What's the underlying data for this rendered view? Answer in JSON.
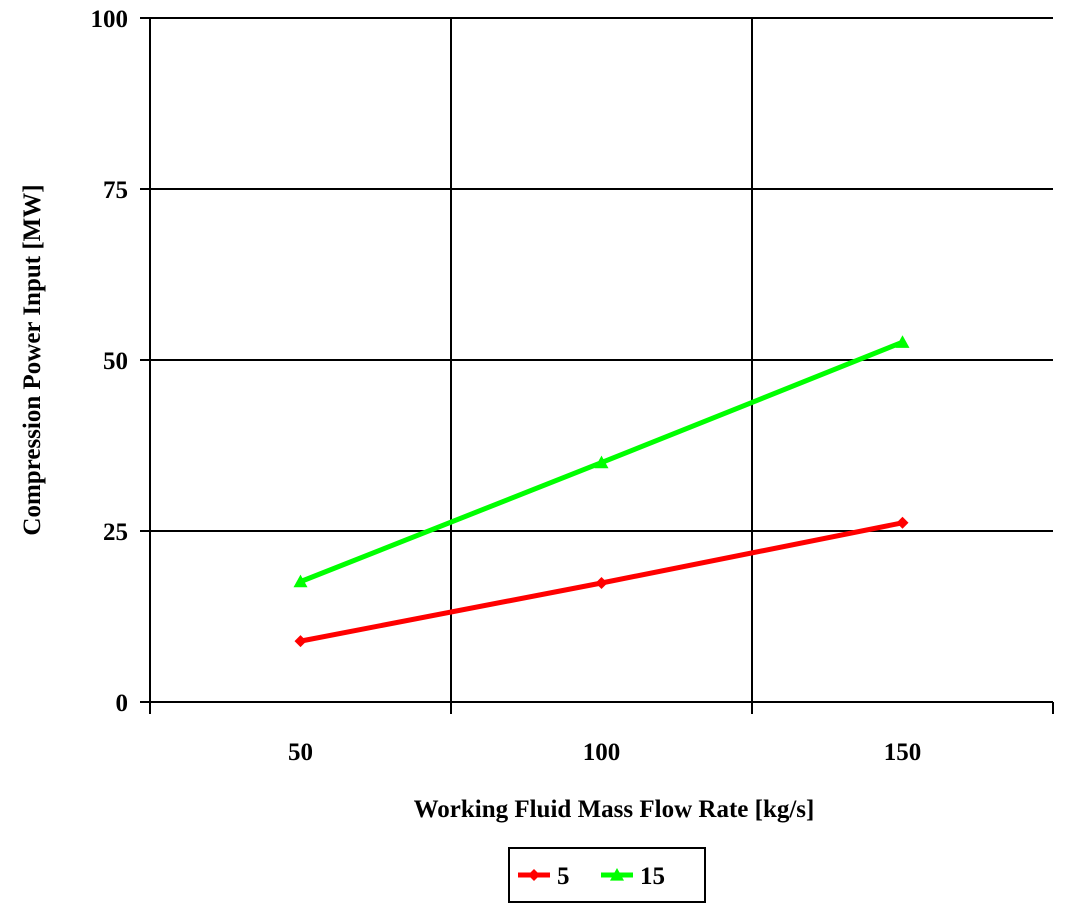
{
  "chart_data": {
    "type": "line",
    "title": "",
    "xlabel": "Working Fluid Mass Flow Rate [kg/s]",
    "ylabel": "Compression Power Input [MW]",
    "x": [
      50,
      100,
      150
    ],
    "xlim": [
      25,
      175
    ],
    "ylim": [
      0,
      100
    ],
    "xticks": [
      50,
      100,
      150
    ],
    "yticks": [
      0,
      25,
      50,
      75,
      100
    ],
    "grid": true,
    "legend_position": "bottom-center",
    "series": [
      {
        "name": "5",
        "values": [
          8.9,
          17.4,
          26.2
        ],
        "color": "#ff0000",
        "marker": "diamond"
      },
      {
        "name": "15",
        "values": [
          17.6,
          35.0,
          52.6
        ],
        "color": "#00ff00",
        "marker": "triangle"
      }
    ]
  }
}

• _Exercise requirements_
Reproduce each line of the records exactly, and omit every picture.

• _Task output_
What's the underlying data for this rendered view? Answer in JSON.
{
  "chart_data": {
    "type": "line",
    "title": "",
    "xlabel": "Working Fluid Mass Flow Rate [kg/s]",
    "ylabel": "Compression Power Input [MW]",
    "x": [
      50,
      100,
      150
    ],
    "xlim": [
      25,
      175
    ],
    "ylim": [
      0,
      100
    ],
    "xticks": [
      50,
      100,
      150
    ],
    "yticks": [
      0,
      25,
      50,
      75,
      100
    ],
    "grid": true,
    "legend_position": "bottom-center",
    "series": [
      {
        "name": "5",
        "values": [
          8.9,
          17.4,
          26.2
        ],
        "color": "#ff0000",
        "marker": "diamond"
      },
      {
        "name": "15",
        "values": [
          17.6,
          35.0,
          52.6
        ],
        "color": "#00ff00",
        "marker": "triangle"
      }
    ]
  }
}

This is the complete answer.